# START OF DATASET

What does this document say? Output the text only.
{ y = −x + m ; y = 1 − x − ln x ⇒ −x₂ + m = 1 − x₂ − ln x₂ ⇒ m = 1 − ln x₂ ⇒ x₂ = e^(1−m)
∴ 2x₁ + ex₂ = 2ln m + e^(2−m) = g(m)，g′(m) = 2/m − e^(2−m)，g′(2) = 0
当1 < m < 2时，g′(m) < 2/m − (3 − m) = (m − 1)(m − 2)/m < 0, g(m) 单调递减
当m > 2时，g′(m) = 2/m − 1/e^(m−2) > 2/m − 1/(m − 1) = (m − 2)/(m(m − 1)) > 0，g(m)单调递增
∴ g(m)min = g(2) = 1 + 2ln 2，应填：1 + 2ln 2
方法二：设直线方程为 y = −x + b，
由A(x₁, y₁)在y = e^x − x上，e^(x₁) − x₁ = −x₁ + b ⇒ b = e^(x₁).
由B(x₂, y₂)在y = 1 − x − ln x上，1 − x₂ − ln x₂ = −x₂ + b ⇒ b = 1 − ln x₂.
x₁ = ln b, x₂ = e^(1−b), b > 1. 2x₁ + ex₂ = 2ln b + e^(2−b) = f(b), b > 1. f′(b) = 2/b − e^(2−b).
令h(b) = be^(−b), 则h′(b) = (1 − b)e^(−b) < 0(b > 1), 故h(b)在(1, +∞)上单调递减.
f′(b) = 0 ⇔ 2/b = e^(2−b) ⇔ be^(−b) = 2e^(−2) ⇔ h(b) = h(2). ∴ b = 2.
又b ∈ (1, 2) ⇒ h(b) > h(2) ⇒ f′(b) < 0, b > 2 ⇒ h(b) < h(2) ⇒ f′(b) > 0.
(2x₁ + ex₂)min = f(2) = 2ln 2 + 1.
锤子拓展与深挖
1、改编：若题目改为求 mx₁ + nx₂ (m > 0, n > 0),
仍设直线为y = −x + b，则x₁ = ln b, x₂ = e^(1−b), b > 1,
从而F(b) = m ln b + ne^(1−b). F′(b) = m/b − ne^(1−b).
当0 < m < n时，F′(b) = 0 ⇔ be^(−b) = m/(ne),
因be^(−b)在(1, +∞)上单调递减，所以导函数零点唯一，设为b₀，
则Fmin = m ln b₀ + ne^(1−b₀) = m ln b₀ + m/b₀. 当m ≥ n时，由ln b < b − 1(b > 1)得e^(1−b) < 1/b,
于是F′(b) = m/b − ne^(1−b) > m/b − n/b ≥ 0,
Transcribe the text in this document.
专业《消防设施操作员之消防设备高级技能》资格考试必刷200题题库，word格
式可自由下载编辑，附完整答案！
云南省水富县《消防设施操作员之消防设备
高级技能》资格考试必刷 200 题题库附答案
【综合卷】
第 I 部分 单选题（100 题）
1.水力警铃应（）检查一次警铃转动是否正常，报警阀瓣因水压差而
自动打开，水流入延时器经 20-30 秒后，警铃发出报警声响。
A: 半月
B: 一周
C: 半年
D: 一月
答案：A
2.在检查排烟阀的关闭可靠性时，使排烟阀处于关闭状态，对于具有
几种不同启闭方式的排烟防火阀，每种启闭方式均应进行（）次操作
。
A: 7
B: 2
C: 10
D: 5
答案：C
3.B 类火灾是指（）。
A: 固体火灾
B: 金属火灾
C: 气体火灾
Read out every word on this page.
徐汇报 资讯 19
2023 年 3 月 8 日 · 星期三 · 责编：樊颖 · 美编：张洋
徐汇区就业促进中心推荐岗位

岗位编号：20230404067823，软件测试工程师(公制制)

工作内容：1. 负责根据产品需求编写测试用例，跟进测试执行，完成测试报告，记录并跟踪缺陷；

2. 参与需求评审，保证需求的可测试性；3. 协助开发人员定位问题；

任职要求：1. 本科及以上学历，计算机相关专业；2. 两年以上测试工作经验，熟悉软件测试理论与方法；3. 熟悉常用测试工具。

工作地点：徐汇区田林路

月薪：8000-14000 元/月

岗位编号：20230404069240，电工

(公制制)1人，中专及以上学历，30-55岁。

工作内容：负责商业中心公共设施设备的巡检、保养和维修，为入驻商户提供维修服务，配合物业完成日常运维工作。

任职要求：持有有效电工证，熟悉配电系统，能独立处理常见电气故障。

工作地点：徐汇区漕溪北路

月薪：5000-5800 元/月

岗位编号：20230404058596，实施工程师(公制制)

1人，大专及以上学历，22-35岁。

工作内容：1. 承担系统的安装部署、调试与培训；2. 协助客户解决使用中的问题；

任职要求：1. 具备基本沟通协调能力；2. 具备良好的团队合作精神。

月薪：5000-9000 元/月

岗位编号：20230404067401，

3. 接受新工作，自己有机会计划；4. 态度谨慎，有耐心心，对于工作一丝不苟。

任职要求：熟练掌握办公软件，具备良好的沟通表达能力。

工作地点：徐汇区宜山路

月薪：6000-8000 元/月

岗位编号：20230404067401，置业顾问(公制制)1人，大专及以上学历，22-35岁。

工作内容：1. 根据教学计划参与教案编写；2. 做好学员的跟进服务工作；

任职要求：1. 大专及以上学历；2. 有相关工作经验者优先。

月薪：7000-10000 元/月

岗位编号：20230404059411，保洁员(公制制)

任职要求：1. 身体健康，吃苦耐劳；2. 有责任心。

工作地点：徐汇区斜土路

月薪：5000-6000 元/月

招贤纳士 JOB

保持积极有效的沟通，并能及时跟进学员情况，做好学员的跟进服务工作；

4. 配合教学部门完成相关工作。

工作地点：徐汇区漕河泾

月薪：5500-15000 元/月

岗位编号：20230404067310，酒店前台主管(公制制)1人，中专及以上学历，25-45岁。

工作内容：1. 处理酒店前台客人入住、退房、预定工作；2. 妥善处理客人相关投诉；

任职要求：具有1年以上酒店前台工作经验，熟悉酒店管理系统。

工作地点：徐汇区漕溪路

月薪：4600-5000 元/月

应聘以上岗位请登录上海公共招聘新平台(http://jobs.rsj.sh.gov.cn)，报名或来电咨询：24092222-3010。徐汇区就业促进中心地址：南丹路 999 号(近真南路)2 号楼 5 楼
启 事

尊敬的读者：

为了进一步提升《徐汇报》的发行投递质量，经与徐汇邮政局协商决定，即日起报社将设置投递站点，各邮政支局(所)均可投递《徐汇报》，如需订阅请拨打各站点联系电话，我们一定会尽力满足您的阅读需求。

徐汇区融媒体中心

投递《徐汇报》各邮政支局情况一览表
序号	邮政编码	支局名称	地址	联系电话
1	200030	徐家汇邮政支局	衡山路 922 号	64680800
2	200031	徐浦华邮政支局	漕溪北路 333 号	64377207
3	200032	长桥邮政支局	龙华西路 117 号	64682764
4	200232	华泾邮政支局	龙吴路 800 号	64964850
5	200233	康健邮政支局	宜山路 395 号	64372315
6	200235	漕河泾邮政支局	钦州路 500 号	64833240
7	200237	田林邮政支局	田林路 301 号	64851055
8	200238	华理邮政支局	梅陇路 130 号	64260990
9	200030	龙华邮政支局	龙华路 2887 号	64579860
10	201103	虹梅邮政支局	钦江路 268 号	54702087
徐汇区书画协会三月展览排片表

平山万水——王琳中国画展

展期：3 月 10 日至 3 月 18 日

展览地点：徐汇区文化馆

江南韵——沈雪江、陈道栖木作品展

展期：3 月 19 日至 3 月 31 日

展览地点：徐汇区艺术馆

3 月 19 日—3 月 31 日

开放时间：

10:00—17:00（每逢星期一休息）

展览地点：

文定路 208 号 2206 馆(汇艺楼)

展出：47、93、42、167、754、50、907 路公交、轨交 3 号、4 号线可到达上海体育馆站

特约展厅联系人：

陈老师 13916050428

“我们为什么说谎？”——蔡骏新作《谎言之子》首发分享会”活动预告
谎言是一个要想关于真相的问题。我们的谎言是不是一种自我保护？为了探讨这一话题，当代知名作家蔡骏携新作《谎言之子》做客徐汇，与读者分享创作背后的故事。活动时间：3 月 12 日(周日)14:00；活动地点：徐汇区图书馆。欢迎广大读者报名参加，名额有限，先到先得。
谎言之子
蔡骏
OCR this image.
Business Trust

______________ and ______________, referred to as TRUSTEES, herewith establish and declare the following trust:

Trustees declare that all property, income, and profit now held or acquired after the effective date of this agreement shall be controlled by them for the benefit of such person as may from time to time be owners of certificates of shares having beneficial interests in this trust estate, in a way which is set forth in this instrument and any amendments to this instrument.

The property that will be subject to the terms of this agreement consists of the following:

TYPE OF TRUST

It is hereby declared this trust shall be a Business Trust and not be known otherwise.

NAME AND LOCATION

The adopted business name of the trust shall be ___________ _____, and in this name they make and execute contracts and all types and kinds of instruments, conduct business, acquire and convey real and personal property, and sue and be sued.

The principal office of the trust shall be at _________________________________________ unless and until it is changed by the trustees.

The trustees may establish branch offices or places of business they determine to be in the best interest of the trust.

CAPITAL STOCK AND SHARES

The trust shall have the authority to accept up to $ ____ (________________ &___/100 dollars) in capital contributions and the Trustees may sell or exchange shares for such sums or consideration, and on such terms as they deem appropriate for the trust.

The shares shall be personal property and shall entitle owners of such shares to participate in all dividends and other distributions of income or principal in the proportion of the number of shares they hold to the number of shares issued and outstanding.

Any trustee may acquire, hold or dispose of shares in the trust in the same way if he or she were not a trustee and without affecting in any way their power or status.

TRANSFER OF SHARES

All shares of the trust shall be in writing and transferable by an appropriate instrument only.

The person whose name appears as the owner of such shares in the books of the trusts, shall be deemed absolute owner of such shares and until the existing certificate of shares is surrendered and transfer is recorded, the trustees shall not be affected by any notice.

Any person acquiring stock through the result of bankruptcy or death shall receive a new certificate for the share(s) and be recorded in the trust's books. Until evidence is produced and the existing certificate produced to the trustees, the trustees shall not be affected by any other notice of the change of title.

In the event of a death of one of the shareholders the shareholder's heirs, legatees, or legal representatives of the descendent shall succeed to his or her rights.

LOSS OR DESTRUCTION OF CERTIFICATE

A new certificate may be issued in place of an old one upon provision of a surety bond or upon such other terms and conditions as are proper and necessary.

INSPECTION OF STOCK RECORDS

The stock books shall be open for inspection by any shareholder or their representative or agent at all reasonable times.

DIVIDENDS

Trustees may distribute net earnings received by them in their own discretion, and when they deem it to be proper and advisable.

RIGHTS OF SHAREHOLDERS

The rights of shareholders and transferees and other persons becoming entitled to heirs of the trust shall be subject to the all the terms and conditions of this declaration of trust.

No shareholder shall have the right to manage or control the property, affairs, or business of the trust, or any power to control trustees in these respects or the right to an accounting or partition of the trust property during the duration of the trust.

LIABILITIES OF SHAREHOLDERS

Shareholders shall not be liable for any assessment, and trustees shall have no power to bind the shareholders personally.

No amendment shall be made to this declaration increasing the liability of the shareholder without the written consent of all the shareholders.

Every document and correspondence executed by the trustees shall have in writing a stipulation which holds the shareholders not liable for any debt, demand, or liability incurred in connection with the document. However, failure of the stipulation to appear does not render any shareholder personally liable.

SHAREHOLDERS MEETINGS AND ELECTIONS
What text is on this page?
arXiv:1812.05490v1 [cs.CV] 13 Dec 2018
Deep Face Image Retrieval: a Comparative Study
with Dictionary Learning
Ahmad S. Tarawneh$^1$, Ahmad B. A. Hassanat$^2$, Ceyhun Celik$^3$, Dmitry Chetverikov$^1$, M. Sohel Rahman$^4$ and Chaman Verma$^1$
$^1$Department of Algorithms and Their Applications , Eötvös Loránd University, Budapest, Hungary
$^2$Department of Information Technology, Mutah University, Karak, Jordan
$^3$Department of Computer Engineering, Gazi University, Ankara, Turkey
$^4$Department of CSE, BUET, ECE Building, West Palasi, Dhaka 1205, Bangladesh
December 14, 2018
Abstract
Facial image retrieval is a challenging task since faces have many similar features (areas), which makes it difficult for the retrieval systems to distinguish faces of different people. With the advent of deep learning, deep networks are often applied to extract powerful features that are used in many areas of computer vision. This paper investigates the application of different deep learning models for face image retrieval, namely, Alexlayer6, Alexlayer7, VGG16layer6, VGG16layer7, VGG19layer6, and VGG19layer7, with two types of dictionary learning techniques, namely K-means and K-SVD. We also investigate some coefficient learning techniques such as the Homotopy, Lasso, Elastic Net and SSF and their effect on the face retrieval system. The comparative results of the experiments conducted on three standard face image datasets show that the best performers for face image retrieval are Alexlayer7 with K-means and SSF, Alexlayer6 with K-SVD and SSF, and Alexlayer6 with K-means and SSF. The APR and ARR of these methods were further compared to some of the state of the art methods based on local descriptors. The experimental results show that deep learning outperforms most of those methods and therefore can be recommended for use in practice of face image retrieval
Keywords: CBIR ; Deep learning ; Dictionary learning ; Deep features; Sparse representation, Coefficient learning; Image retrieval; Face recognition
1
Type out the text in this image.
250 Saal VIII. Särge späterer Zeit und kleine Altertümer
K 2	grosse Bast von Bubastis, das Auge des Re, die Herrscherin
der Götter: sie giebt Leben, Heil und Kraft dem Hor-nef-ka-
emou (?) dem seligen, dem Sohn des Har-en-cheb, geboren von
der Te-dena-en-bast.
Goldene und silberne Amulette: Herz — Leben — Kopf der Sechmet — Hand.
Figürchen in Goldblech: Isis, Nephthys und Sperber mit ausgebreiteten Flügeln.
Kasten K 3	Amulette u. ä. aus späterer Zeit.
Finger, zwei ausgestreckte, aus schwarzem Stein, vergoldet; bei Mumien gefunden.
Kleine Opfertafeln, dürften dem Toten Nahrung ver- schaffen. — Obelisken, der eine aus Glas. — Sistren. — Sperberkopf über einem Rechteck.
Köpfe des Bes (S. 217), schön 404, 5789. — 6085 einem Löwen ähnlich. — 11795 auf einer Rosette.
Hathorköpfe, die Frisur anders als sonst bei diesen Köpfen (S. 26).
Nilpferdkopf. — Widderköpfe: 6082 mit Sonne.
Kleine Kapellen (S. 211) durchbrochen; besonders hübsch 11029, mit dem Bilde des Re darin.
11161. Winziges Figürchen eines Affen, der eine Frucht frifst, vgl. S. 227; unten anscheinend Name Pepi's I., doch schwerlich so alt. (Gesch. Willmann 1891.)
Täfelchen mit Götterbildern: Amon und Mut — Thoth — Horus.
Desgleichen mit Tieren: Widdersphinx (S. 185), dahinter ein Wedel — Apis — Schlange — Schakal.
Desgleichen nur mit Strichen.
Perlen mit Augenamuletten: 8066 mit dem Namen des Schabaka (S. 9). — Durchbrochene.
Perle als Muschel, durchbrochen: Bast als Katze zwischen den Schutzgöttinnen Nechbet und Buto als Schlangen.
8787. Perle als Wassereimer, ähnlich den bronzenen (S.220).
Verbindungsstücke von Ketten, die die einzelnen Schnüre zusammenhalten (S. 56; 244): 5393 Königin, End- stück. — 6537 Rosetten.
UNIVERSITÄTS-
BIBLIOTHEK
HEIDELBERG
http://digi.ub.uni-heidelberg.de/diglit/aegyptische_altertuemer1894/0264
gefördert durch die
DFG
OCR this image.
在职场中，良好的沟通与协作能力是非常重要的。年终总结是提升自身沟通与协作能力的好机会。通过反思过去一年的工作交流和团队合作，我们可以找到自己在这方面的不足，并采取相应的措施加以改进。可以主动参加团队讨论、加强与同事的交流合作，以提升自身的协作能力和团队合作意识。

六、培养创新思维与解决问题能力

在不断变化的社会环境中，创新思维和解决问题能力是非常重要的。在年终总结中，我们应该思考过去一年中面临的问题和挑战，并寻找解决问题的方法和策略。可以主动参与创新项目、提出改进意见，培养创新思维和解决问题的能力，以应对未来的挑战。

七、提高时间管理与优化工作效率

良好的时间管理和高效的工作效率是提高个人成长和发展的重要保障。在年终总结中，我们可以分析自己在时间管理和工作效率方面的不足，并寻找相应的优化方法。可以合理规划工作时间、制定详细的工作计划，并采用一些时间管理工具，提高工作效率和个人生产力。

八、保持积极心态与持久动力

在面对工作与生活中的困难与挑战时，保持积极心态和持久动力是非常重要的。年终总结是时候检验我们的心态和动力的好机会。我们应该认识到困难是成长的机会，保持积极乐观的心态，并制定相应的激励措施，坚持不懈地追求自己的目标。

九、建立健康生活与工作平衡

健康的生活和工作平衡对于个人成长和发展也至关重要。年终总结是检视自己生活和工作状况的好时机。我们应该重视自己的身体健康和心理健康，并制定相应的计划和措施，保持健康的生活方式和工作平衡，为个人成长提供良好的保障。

# END OF DATASET

#### [STATED GOAL]
How many of the lines above hold "任职要求"? Answer with only the number.

#### [RESPONSE TO THIS TASK]
7